> **THE PROBLEM**
Reproduce all lines of the listing below in which the word "positions" occurs.

> **EXCERPTED RECORDS**
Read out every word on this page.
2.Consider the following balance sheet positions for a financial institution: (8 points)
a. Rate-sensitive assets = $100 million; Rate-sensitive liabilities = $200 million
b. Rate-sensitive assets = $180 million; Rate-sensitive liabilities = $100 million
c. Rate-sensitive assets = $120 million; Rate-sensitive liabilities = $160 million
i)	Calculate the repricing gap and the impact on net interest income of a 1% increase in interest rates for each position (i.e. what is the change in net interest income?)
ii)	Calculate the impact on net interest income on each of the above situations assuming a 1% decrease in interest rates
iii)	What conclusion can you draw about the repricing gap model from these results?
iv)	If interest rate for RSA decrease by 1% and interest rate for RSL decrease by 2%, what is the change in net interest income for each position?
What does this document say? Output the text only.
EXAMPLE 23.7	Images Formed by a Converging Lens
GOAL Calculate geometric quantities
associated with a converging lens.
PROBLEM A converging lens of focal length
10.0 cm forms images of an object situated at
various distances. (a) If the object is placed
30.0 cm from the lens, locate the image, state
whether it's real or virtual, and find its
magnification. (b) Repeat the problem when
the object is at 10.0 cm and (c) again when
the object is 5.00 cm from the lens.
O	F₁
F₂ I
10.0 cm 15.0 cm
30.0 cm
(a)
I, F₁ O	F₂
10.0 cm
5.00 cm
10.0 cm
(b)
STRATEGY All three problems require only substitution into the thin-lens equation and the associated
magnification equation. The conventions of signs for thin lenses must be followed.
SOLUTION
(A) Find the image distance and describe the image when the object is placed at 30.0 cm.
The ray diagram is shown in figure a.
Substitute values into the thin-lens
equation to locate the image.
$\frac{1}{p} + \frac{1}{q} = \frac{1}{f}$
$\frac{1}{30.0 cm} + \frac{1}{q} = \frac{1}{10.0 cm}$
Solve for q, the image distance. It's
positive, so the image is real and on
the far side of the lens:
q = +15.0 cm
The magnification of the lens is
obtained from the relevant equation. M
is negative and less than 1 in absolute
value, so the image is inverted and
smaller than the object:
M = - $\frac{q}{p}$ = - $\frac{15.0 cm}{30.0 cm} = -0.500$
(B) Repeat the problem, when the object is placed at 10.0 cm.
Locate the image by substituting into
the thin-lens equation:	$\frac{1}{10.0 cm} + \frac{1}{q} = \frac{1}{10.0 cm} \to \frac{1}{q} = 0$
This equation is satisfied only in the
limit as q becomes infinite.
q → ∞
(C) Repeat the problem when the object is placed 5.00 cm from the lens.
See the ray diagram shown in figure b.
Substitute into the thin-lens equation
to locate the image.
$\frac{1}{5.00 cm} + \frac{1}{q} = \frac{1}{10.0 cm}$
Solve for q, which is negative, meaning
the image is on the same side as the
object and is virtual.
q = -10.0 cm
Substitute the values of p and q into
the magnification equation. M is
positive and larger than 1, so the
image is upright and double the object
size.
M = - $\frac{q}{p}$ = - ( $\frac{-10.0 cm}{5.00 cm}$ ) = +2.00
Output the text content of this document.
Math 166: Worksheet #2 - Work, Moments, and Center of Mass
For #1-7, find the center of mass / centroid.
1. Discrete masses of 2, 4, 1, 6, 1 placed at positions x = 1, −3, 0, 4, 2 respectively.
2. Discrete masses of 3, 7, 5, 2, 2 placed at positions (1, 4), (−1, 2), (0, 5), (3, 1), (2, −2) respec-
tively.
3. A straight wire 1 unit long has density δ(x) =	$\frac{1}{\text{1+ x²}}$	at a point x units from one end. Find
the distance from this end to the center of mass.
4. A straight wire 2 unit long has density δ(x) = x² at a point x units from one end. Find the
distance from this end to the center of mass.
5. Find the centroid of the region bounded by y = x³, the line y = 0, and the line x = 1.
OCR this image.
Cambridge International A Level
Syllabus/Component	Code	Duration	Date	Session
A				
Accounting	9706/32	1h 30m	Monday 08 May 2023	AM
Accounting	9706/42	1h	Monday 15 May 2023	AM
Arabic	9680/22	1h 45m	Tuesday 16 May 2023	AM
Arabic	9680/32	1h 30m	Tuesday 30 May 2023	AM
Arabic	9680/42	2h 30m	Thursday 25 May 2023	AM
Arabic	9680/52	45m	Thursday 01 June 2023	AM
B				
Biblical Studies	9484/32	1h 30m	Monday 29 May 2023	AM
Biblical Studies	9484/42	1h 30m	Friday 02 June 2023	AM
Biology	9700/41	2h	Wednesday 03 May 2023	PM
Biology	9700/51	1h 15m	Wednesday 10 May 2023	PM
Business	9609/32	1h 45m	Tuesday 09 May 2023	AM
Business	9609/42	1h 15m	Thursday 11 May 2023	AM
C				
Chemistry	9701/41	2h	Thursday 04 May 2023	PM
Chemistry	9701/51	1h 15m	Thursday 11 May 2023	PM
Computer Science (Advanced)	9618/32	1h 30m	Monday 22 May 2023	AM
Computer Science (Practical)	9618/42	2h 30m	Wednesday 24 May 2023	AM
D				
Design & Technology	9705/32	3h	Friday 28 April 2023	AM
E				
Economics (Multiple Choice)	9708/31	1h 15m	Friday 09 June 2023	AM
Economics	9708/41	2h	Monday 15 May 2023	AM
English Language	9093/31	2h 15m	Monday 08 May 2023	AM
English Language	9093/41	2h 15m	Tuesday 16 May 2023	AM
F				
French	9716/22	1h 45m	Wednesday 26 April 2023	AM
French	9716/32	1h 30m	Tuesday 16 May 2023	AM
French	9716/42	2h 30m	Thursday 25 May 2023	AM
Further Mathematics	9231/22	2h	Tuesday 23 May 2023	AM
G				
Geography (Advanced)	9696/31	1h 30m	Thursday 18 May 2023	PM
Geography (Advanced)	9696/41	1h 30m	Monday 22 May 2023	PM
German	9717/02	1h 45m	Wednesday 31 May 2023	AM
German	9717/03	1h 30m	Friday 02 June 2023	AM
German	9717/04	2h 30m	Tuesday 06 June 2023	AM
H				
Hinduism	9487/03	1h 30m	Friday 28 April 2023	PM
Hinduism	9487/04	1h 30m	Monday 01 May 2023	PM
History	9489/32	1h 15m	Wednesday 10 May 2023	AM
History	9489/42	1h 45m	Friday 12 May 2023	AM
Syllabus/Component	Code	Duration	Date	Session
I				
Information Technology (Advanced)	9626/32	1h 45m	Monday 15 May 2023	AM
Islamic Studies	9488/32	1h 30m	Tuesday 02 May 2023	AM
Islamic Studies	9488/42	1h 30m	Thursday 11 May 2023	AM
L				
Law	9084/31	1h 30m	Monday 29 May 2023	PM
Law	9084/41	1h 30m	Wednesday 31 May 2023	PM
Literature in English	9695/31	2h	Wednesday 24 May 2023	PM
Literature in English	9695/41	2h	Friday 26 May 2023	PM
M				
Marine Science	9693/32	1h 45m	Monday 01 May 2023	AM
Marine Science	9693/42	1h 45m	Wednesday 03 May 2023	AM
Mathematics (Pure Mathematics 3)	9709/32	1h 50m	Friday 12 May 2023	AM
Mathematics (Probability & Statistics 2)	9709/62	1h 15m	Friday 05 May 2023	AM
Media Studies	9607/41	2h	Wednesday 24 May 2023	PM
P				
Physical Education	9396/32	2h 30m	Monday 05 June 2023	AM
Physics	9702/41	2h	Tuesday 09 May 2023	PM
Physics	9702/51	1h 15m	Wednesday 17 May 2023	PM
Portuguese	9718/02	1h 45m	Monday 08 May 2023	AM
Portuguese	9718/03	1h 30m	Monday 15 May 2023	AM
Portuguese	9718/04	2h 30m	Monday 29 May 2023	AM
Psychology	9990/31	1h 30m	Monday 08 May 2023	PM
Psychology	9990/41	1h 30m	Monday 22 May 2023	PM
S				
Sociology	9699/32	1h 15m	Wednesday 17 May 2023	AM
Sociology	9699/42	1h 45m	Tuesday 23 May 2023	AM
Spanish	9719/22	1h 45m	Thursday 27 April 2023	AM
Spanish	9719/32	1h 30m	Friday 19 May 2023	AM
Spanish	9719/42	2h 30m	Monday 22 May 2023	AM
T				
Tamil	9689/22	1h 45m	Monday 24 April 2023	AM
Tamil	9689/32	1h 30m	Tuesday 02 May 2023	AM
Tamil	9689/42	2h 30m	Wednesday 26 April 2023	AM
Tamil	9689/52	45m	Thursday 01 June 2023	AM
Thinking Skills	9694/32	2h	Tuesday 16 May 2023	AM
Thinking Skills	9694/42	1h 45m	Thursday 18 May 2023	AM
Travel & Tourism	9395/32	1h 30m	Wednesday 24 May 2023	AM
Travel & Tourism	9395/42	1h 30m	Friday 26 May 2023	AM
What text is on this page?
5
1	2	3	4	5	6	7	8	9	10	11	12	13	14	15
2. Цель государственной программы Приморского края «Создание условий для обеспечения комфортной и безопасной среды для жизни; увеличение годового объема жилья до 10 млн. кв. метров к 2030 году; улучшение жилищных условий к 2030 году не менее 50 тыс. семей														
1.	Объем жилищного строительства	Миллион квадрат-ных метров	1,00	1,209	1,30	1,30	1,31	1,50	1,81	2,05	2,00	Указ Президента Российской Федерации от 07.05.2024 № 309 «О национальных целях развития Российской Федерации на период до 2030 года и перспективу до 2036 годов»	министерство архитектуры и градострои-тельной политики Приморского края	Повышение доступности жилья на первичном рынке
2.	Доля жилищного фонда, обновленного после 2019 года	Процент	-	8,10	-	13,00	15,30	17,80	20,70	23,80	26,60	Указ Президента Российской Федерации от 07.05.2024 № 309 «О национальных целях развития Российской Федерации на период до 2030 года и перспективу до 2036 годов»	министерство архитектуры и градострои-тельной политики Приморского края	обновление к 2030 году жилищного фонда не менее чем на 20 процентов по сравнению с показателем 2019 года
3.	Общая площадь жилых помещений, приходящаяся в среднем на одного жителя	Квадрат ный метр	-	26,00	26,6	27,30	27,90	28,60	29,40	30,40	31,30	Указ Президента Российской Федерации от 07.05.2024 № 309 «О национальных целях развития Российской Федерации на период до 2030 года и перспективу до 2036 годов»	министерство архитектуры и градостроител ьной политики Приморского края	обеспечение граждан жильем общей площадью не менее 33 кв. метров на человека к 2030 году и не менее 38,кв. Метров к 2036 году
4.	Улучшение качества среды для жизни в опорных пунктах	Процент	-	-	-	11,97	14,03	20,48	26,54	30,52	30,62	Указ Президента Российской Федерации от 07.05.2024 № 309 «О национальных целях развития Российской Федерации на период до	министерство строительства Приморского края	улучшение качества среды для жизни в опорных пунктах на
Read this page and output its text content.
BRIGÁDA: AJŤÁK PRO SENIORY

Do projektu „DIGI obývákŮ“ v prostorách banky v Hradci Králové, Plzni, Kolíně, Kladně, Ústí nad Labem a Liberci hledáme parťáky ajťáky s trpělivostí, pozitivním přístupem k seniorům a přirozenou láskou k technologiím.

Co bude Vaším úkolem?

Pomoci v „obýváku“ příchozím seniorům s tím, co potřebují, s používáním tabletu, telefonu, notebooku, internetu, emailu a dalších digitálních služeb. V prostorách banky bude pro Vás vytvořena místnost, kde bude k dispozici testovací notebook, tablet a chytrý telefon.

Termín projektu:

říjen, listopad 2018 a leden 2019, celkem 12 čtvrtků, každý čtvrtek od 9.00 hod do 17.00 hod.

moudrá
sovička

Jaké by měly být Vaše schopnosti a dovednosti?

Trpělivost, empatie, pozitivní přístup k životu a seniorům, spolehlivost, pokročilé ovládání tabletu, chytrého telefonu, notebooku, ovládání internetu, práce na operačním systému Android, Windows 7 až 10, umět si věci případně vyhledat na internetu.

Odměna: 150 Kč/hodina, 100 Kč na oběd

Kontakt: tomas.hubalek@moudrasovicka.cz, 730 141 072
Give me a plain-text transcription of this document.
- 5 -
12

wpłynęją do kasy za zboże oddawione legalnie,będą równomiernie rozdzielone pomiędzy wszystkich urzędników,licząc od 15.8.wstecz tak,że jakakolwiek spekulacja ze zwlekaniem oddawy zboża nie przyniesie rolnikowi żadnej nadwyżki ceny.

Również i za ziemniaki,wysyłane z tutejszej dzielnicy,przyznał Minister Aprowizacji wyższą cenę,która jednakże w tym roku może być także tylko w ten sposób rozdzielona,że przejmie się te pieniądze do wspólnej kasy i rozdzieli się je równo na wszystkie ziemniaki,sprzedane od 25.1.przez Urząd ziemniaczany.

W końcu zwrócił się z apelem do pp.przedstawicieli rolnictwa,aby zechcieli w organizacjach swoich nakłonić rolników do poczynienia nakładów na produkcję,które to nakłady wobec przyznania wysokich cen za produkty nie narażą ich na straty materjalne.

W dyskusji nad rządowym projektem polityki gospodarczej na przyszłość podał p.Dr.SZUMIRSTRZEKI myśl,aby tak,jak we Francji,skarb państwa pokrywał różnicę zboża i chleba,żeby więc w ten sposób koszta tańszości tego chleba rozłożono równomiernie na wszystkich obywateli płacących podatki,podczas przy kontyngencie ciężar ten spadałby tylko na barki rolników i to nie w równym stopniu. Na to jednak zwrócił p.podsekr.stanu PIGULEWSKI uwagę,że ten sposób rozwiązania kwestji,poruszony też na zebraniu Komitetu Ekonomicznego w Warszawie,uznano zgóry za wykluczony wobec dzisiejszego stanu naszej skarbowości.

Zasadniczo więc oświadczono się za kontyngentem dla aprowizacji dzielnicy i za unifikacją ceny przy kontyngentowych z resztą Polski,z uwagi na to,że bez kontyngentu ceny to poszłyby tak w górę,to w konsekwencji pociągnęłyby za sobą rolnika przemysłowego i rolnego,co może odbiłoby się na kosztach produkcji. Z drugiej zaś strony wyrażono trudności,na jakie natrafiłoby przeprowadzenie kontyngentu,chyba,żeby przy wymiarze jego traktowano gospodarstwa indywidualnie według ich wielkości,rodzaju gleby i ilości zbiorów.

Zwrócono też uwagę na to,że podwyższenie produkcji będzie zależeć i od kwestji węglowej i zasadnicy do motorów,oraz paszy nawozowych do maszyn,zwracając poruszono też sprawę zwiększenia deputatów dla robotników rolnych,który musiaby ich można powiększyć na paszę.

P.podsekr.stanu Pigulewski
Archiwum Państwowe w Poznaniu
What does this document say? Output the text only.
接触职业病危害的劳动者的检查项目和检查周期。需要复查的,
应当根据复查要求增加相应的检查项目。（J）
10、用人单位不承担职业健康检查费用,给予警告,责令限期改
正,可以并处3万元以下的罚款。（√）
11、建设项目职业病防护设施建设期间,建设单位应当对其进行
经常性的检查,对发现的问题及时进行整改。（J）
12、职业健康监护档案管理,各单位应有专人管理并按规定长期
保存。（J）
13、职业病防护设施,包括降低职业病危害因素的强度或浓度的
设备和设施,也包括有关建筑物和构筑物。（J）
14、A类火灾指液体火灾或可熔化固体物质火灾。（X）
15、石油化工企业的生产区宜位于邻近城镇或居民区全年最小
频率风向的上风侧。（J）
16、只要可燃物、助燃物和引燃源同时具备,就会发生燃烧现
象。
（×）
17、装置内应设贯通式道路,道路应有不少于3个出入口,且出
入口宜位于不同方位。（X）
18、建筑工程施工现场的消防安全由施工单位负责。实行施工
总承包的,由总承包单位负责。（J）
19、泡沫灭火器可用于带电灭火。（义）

> **THE RESPONSE**
2.Consider the following balance sheet positions for a financial institution: (8 points)
1. Discrete masses of 2, 4, 1, 6, 1 placed at positions x = 1, −3, 0, 4, 2 respectively.
2. Discrete masses of 3, 7, 5, 2, 2 placed at positions (1, 4), (−1, 2), (0, 5), (3, 1), (2, −2) respec-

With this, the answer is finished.